Data items
- - -

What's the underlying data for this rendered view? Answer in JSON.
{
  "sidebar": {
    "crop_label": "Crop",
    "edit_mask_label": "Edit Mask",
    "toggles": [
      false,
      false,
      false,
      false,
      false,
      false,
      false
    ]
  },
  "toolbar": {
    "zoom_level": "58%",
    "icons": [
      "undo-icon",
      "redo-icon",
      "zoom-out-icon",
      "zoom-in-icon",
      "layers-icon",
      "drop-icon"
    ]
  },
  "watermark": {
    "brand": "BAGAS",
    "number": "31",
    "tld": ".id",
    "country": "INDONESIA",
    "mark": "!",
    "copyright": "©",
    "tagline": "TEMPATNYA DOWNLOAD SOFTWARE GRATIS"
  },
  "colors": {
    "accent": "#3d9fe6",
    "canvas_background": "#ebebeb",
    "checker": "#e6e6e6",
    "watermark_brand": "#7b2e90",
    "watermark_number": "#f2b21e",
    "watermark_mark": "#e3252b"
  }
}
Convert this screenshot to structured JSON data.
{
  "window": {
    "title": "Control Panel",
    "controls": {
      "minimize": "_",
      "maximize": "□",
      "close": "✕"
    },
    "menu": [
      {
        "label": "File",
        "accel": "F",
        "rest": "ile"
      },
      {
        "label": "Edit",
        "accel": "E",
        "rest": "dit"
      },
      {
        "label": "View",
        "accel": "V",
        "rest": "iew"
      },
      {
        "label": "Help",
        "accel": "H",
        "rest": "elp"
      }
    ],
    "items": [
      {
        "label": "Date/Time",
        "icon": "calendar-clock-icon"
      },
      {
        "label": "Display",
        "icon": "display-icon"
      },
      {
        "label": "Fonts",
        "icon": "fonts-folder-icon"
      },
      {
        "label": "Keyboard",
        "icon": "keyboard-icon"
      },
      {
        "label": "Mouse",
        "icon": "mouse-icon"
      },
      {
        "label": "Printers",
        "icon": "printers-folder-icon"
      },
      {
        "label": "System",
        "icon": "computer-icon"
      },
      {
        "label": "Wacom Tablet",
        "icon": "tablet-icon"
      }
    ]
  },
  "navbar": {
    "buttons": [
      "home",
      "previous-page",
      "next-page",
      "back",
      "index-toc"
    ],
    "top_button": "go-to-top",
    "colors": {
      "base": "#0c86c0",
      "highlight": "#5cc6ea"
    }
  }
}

- - -

_Exercise prompt_
List the lines of the records where "folder" occurs.

_Result_
        "icon": "fonts-folder-icon"
        "icon": "printers-folder-icon"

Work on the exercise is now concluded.